DIRECTIONS FOR THIS TASK ->
Each record below is to be reproduced without any change.

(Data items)
◆ ◆ ◆

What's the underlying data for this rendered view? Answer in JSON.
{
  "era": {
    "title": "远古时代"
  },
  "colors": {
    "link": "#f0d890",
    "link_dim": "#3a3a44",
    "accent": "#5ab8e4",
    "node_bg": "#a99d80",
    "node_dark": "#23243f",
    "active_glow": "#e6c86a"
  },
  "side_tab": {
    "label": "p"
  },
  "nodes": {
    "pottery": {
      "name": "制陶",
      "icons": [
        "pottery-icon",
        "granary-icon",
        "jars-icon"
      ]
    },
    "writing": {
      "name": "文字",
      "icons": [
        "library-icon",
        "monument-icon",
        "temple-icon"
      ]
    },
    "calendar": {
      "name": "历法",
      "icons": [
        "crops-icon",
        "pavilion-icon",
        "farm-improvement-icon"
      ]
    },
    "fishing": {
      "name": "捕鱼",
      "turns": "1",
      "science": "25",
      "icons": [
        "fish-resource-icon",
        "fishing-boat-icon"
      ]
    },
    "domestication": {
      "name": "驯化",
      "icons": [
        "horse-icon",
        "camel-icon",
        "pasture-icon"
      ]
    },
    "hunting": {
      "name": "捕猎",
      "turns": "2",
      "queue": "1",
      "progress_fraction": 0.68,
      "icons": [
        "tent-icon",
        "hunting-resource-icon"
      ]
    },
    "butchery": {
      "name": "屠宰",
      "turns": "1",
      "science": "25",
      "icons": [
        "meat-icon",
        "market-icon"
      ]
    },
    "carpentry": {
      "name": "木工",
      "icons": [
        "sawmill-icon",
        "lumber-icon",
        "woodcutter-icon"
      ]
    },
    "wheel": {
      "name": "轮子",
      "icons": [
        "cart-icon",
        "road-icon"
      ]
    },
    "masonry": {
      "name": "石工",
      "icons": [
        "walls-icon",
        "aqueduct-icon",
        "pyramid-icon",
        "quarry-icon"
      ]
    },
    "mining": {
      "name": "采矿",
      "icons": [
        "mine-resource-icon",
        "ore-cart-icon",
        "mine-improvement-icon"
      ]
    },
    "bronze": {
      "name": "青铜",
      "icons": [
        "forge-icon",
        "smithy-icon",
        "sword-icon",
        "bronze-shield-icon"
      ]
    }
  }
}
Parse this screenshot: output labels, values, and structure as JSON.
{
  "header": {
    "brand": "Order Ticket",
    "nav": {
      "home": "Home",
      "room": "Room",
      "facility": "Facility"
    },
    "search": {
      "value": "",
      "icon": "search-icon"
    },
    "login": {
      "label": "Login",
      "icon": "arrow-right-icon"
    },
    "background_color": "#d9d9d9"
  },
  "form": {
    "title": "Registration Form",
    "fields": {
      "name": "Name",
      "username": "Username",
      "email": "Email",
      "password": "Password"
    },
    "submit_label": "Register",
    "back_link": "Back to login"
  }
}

◆ ◆ ◆

TASK SOLUTION ->
What's the underlying data for this rendered view? Answer in JSON.
{
  "era": {
    "title": "远古时代"
  },
  "colors": {
    "link": "#f0d890",
    "link_dim": "#3a3a44",
    "accent": "#5ab8e4",
    "node_bg": "#a99d80",
    "node_dark": "#23243f",
    "active_glow": "#e6c86a"
  },
  "side_tab": {
    "label": "p"
  },
  "nodes": {
    "pottery": {
      "name": "制陶",
      "icons": [
        "pottery-icon",
        "granary-icon",
        "jars-icon"
      ]
    },
    "writing": {
      "name": "文字",
      "icons": [
        "library-icon",
        "monument-icon",
        "temple-icon"
      ]
    },
    "calendar": {
      "name": "历法",
      "icons": [
        "crops-icon",
        "pavilion-icon",
        "farm-improvement-icon"
      ]
    },
    "fishing": {
      "name": "捕鱼",
      "turns": "1",
      "science": "25",
      "icons": [
        "fish-resource-icon",
        "fishing-boat-icon"
      ]
    },
    "domestication": {
      "name": "驯化",
      "icons": [
        "horse-icon",
        "camel-icon",
        "pasture-icon"
      ]
    },
    "hunting": {
      "name": "捕猎",
      "turns": "2",
      "queue": "1",
      "progress_fraction": 0.68,
      "icons": [
        "tent-icon",
        "hunting-resource-icon"
      ]
    },
    "butchery": {
      "name": "屠宰",
      "turns": "1",
      "science": "25",
      "icons": [
        "meat-icon",
        "market-icon"
      ]
    },
    "carpentry": {
      "name": "木工",
      "icons": [
        "sawmill-icon",
        "lumber-icon",
        "woodcutter-icon"
      ]
    },
    "wheel": {
      "name": "轮子",
      "icons": [
        "cart-icon",
        "road-icon"
      ]
    },
    "masonry": {
      "name": "石工",
      "icons": [
        "walls-icon",
        "aqueduct-icon",
        "pyramid-icon",
        "quarry-icon"
      ]
    },
    "mining": {
      "name": "采矿",
      "icons": [
        "mine-resource-icon",
        "ore-cart-icon",
        "mine-improvement-icon"
      ]
    },
    "bronze": {
      "name": "青铜",
      "icons": [
        "forge-icon",
        "smithy-icon",
        "sword-icon",
        "bronze-shield-icon"
      ]
    }
  }
}
Parse this screenshot: output labels, values, and structure as JSON.
{
  "header": {
    "brand": "Order Ticket",
    "nav": {
      "home": "Home",
      "room": "Room",
      "facility": "Facility"
    },
    "search": {
      "value": "",
      "icon": "search-icon"
    },
    "login": {
      "label": "Login",
      "icon": "arrow-right-icon"
    },
    "background_color": "#d9d9d9"
  },
  "form": {
    "title": "Registration Form",
    "fields": {
      "name": "Name",
      "username": "Username",
      "email": "Email",
      "password": "Password"
    },
    "submit_label": "Register",
    "back_link": "Back to login"
  }
}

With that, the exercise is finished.